[Extracted records]
╭──

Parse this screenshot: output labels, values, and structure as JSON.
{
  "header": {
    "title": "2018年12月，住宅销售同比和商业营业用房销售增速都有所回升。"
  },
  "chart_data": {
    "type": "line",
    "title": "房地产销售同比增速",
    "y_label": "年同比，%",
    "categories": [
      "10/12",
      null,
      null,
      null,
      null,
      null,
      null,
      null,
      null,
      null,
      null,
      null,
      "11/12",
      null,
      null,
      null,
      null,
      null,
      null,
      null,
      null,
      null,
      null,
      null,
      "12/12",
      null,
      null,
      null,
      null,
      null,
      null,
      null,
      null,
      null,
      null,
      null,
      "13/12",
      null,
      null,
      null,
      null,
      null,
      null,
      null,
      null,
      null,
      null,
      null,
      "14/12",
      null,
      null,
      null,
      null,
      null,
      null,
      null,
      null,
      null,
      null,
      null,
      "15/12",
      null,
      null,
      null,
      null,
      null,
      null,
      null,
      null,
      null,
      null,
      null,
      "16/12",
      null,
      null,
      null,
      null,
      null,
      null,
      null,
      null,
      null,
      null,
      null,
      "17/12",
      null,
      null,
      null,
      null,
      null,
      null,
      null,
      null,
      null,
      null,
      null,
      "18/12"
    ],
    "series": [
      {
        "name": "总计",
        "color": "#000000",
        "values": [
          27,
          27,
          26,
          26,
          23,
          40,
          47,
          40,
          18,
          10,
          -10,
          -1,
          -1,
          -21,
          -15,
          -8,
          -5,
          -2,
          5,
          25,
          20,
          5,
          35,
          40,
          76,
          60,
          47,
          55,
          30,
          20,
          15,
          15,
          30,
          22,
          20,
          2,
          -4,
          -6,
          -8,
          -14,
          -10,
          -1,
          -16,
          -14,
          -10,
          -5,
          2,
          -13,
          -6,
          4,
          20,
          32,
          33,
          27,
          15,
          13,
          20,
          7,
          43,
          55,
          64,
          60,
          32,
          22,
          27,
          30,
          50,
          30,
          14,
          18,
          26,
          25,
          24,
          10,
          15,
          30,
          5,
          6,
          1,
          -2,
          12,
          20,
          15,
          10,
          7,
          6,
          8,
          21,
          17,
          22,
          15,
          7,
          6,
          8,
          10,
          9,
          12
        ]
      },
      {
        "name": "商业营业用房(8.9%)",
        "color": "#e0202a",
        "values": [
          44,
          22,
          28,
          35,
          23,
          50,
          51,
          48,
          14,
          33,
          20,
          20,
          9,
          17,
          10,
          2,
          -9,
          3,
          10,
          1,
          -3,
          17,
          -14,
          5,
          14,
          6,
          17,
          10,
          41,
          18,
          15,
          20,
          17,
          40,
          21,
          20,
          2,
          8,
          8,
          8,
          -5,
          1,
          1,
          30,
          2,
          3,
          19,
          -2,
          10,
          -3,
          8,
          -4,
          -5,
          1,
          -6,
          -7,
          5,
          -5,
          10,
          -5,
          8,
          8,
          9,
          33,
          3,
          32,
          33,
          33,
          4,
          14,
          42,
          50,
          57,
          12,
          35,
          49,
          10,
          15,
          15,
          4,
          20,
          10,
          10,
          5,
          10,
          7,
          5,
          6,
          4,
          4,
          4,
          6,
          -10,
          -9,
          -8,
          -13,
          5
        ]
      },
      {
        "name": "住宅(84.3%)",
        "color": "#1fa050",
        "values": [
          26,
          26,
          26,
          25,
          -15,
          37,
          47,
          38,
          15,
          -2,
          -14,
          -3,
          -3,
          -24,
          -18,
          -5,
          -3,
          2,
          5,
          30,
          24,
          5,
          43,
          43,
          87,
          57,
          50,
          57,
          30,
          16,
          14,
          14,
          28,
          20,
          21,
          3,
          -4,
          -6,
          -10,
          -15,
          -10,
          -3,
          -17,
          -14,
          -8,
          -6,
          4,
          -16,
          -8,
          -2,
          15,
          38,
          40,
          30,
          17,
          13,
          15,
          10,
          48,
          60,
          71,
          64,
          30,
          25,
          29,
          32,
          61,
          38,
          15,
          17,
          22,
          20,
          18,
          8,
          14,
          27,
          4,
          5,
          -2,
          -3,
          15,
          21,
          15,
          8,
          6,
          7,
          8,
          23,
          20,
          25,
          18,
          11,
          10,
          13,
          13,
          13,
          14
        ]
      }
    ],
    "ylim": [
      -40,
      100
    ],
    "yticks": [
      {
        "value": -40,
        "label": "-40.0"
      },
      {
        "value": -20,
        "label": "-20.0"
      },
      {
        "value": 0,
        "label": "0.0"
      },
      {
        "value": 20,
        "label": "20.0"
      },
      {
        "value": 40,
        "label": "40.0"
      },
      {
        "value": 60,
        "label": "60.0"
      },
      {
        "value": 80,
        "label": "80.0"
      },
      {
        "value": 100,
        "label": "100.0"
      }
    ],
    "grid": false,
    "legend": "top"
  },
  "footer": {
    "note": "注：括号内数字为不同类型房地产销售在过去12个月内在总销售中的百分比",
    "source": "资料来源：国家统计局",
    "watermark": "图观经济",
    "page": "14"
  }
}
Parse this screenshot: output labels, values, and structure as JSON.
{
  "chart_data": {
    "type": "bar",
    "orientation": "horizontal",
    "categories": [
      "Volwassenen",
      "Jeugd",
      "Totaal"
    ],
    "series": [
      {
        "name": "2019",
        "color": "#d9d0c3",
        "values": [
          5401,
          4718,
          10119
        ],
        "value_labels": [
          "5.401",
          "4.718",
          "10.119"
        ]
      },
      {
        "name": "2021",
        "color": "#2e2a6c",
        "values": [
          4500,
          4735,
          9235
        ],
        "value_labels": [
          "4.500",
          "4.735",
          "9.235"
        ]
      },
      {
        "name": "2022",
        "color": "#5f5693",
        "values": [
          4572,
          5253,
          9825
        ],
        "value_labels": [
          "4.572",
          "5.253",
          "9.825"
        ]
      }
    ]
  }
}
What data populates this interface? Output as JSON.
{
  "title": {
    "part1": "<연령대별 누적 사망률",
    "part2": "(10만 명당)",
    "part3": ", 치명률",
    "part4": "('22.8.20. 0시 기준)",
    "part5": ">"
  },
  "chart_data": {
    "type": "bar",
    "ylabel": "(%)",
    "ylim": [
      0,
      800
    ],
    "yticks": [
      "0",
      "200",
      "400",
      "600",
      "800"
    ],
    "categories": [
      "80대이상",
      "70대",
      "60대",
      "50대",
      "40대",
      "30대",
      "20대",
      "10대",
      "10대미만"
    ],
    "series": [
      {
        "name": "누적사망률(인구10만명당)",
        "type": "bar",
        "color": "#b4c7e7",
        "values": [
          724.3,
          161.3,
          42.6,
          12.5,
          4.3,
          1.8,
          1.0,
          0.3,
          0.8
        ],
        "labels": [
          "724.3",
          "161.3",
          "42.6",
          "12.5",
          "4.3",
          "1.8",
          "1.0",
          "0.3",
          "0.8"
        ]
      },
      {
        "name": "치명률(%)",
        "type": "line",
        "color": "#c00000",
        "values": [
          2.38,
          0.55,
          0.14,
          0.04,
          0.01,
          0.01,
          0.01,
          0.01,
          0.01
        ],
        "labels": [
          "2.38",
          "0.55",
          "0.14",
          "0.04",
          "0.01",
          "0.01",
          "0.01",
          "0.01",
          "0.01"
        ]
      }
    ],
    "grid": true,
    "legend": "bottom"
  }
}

╰──

State the count of lines above containing the string "type", and add nothing to it.

» WRITTEN SOLUTION
5